**The task**
Read the material below and tally how many lines hold the word "monster", giving the number and nothing else.

= = = =

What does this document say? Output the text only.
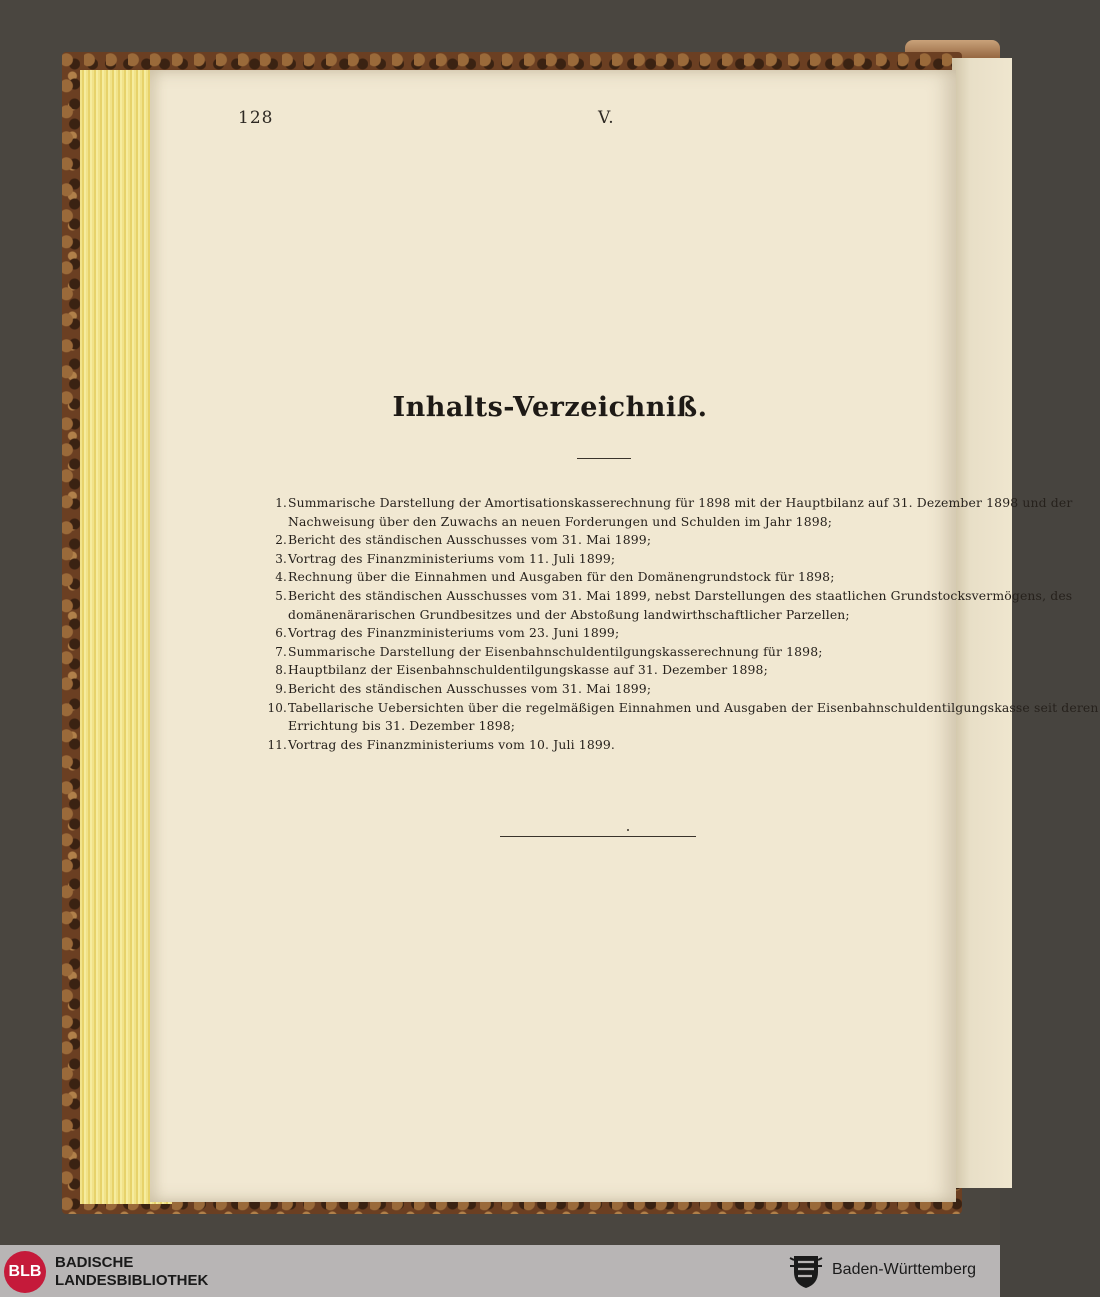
128	V.
Inhalts-Verzeichniß.
1. Summarische Darstellung der Amortisationskasserechnung für 1898 mit der Hauptbilanz auf 31. Dezember 1898 und der
Nachweisung über den Zuwachs an neuen Forderungen und Schulden im Jahr 1898;
2. Bericht des ständischen Ausschusses vom 31. Mai 1899;
3. Vortrag des Finanzministeriums vom 11. Juli 1899;
4. Rechnung über die Einnahmen und Ausgaben für den Domänengrundstock für 1898;
5. Bericht des ständischen Ausschusses vom 31. Mai 1899, nebst Darstellungen des staatlichen Grundstocksvermögens, des
domänenärarischen Grundbesitzes und der Abstoßung landwirthschaftlicher Parzellen;
6. Vortrag des Finanzministeriums vom 23. Juni 1899;
7. Summarische Darstellung der Eisenbahnschuldentilgungskasserechnung für 1898;
8. Hauptbilanz der Eisenbahnschuldentilgungskasse auf 31. Dezember 1898;
9. Bericht des ständischen Ausschusses vom 31. Mai 1899;
10. Tabellarische Uebersichten über die regelmäßigen Einnahmen und Ausgaben der Eisenbahnschuldentilgungskasse seit deren
Errichtung bis 31. Dezember 1898;
11. Vortrag des Finanzministeriums vom 10. Juli 1899.
BLB
BADISCHE
LANDESBIBLIOTHEK
Baden-Württemberg
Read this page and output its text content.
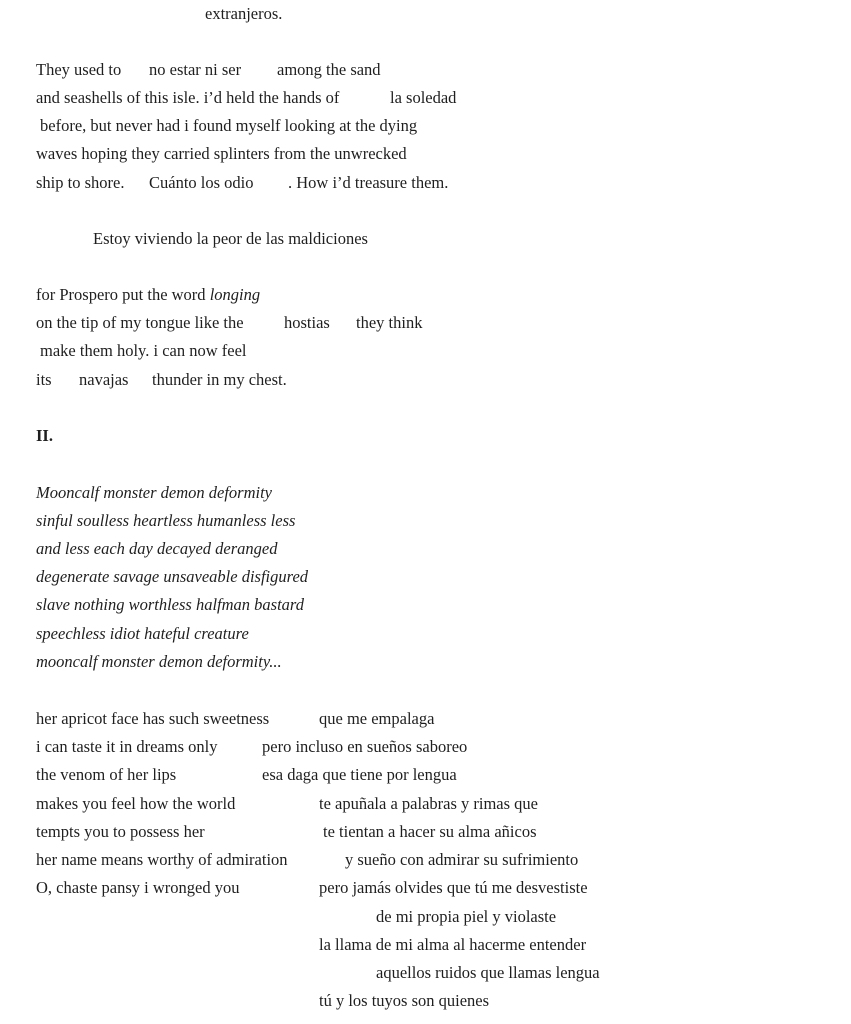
extranjeros.
They used to no estar ni ser among the sand
and seashells of this isle. i’d held the hands of	la soledad
before, but never had i found myself looking at the dying
waves hoping they carried splinters from the unwrecked
ship to shore. Cuánto los odio . How i’d treasure them.
Estoy viviendo la peor de las maldiciones
for Prospero put the word longing
on the tip of my tongue like the hostias they think
make them holy. i can now feel
its navajas thunder in my chest.
II.
Mooncalf monster demon deformity
sinful soulless heartless humanless less
and less each day decayed deranged
degenerate savage unsaveable disfigured
slave nothing worthless halfman bastard
speechless idiot hateful creature
mooncalf monster demon deformity...
her apricot face has such sweetness
i can taste it in dreams only
the venom of her lips
makes you feel how the world
tempts you to possess her
her name means worthy of admiration
O, chaste pansy i wronged you
que me empalaga
pero incluso en sueños saboreo
esa daga que tiene por lengua
te apuñala a palabras y rimas que
te tientan a hacer su alma añicos
y sueño con admirar su sufrimiento
pero jamás olvides que tú me desvestiste
de mi propia piel y violaste
la llama de mi alma al hacerme entender
aquellos ruidos que llamas lengua
tú y los tuyos son quienes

= = = =

**Finished answer**
2